WRITTEN INSTRUCTION: Determine how many lines in the entries below include "teachers". The reply should be that number and nothing else.

INFORMATION SUPPLIED:
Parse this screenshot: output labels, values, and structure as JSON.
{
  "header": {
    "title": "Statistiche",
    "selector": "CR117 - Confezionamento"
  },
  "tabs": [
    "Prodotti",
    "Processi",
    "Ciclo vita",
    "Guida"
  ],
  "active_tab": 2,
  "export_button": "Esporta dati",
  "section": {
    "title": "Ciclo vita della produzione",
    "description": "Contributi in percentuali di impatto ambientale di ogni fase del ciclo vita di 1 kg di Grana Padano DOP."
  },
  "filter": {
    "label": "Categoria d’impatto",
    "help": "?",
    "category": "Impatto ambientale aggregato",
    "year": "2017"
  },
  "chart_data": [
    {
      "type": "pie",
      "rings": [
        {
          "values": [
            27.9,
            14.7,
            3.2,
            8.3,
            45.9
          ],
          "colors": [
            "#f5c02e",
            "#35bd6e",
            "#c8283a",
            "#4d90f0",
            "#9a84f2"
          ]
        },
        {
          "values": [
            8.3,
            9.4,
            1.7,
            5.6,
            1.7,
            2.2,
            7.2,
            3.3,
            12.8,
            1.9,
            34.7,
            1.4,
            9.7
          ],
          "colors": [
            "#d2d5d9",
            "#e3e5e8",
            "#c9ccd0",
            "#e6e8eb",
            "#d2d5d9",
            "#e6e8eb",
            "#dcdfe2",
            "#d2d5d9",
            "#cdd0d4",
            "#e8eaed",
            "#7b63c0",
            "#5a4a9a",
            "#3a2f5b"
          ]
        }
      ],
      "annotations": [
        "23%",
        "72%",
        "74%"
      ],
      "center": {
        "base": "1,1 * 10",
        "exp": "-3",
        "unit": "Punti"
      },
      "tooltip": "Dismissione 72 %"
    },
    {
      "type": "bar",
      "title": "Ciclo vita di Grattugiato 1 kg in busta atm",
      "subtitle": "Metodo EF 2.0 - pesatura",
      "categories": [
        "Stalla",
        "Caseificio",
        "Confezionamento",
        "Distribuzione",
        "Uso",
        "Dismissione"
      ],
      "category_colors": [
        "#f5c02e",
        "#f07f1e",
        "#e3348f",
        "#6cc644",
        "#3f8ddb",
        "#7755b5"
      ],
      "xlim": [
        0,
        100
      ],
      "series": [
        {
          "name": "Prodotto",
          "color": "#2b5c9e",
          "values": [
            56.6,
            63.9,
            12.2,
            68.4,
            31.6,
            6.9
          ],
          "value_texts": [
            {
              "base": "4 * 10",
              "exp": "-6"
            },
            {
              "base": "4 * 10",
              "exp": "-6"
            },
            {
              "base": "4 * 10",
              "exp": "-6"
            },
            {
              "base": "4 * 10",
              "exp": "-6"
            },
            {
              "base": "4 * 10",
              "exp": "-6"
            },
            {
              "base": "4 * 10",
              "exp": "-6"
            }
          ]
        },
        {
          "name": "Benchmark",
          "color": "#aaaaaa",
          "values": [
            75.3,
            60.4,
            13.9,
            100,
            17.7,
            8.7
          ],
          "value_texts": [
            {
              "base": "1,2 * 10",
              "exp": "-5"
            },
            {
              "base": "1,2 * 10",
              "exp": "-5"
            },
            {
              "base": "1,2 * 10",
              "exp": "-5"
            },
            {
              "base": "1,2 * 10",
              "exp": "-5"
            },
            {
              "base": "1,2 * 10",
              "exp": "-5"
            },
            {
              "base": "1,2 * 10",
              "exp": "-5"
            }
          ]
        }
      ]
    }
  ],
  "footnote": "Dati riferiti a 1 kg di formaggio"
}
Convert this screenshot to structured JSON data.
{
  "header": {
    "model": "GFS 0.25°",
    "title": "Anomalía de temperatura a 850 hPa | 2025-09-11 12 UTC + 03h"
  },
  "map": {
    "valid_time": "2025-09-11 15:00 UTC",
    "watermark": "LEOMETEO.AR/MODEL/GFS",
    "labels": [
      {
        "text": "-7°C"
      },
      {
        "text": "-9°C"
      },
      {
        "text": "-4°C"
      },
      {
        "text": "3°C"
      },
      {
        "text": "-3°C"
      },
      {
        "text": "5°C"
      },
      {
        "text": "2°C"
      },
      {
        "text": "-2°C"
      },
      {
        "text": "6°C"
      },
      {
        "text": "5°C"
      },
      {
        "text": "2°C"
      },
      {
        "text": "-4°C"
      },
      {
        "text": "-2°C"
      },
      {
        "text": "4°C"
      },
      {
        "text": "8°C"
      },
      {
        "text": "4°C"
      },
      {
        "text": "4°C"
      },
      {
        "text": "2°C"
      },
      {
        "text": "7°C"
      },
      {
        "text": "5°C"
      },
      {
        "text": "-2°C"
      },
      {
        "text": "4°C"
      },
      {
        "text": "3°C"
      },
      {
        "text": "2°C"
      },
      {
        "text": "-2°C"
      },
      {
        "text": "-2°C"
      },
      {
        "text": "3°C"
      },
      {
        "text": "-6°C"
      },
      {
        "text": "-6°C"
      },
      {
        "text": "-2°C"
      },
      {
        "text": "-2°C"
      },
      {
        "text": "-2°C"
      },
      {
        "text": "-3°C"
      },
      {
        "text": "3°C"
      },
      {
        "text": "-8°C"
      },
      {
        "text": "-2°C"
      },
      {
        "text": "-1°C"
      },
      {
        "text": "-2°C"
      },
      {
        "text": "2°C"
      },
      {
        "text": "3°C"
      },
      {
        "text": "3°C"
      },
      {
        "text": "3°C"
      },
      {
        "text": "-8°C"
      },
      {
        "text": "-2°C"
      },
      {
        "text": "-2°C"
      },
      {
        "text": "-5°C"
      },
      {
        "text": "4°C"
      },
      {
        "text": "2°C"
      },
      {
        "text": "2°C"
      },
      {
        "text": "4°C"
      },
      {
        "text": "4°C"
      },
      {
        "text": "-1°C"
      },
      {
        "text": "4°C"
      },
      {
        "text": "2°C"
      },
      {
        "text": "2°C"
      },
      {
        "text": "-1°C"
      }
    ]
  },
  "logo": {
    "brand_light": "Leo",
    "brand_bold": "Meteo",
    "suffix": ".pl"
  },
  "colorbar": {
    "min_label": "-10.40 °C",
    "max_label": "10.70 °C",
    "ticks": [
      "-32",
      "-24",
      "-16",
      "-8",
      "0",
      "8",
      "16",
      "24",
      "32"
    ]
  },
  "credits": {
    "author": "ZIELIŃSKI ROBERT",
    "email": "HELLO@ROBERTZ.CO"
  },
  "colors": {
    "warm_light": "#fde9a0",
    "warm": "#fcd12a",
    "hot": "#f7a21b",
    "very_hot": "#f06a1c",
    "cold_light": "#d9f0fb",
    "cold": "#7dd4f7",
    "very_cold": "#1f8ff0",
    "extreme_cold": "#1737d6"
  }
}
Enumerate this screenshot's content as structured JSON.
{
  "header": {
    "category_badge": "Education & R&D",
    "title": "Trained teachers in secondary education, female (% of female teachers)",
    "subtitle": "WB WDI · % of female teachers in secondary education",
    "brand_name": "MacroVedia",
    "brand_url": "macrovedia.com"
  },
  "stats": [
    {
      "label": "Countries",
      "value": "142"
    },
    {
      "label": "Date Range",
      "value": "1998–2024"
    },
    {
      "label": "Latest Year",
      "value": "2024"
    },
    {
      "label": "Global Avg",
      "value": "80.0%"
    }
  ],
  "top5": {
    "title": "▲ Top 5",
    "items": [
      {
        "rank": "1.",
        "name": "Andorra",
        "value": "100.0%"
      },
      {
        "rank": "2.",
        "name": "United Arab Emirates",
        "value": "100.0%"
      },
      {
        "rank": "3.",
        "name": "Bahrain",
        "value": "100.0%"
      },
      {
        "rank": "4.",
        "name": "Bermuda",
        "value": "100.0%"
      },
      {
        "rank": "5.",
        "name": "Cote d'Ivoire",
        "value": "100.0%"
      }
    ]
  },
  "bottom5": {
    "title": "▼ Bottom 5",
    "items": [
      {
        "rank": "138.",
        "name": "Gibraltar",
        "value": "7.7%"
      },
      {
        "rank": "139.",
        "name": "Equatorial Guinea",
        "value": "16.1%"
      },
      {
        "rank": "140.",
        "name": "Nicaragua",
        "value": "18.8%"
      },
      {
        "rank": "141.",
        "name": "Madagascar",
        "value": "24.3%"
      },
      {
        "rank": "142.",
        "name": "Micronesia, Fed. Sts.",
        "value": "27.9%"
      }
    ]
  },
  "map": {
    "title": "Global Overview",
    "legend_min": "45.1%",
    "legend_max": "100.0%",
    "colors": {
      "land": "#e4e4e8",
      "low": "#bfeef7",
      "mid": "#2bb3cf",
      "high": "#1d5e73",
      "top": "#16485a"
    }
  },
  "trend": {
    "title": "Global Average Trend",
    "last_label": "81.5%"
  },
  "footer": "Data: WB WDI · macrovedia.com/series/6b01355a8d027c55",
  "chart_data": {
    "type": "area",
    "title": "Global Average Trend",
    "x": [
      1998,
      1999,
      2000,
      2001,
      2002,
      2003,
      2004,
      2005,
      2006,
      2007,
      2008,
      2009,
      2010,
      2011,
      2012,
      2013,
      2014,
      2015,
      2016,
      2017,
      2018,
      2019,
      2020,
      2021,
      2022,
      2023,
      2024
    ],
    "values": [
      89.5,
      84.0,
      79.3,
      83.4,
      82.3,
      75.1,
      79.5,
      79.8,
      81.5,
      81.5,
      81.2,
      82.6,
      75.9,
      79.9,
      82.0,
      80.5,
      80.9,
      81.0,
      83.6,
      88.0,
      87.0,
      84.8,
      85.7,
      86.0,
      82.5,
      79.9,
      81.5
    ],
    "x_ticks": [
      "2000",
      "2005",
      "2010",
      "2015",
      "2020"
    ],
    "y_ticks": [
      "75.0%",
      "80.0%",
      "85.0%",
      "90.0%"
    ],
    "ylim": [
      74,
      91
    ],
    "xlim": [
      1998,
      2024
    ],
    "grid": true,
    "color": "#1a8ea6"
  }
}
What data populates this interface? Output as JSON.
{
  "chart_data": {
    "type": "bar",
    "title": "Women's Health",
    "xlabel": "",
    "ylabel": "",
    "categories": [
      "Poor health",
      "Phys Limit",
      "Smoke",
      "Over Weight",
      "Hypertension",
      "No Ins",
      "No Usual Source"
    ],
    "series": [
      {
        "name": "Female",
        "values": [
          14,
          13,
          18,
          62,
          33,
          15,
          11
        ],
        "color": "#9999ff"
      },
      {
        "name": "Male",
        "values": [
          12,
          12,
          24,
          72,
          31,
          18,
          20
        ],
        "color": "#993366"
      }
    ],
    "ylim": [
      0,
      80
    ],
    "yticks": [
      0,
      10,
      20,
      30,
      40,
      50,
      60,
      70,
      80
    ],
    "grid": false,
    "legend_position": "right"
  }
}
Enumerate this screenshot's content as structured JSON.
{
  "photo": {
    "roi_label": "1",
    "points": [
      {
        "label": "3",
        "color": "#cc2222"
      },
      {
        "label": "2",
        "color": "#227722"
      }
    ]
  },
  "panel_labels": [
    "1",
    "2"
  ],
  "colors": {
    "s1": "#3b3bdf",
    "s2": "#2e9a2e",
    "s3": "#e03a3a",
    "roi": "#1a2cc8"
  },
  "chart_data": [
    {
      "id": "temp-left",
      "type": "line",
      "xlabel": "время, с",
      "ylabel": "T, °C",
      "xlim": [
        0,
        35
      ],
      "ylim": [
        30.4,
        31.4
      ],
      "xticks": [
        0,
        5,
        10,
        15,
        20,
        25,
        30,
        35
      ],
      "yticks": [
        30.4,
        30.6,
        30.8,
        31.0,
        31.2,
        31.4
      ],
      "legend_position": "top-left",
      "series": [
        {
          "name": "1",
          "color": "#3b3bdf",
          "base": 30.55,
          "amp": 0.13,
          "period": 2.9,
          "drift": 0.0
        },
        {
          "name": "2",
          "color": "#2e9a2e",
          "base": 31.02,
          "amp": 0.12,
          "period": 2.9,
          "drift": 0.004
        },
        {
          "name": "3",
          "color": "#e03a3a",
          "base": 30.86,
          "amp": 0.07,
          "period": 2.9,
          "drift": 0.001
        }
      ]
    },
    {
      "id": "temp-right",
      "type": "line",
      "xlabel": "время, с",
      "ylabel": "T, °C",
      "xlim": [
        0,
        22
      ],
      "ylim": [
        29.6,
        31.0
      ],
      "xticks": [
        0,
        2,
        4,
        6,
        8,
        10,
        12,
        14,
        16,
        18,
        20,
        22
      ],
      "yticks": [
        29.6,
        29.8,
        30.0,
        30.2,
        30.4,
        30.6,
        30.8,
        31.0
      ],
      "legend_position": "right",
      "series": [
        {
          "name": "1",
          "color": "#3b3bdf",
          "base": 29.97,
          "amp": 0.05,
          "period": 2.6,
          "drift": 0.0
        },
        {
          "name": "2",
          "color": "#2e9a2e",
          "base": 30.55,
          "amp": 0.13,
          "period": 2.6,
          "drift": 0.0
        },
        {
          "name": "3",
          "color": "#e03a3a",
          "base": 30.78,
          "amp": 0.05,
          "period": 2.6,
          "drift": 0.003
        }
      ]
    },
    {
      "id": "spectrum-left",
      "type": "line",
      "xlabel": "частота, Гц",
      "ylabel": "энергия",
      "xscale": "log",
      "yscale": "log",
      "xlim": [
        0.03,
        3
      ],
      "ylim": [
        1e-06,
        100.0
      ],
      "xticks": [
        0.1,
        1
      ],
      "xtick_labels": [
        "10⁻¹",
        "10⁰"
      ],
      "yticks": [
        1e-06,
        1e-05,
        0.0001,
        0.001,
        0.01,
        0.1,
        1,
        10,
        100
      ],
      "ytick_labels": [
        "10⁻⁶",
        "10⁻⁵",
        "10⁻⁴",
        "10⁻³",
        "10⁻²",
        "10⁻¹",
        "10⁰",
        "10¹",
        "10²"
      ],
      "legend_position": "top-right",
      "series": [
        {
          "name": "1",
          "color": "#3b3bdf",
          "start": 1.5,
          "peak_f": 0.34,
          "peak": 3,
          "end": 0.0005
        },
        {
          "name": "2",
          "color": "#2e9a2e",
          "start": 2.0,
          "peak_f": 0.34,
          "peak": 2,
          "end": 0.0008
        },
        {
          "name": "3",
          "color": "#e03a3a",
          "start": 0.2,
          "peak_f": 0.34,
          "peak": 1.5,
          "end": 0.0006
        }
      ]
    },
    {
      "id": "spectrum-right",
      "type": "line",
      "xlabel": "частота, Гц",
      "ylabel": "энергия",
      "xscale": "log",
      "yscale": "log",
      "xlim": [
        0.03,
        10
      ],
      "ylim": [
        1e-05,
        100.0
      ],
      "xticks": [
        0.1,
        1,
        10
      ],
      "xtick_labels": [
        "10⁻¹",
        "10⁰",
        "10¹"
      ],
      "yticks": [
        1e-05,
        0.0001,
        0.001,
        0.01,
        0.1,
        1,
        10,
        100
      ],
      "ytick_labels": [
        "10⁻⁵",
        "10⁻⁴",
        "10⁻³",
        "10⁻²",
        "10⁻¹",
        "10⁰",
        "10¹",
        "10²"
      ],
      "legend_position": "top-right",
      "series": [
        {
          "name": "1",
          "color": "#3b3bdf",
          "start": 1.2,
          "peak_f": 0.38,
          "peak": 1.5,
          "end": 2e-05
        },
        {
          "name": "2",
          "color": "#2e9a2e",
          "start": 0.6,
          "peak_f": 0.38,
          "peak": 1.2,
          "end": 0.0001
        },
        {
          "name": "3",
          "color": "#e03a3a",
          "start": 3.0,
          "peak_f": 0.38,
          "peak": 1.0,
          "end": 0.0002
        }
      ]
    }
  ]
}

ANSWER TO THIS TASK: 2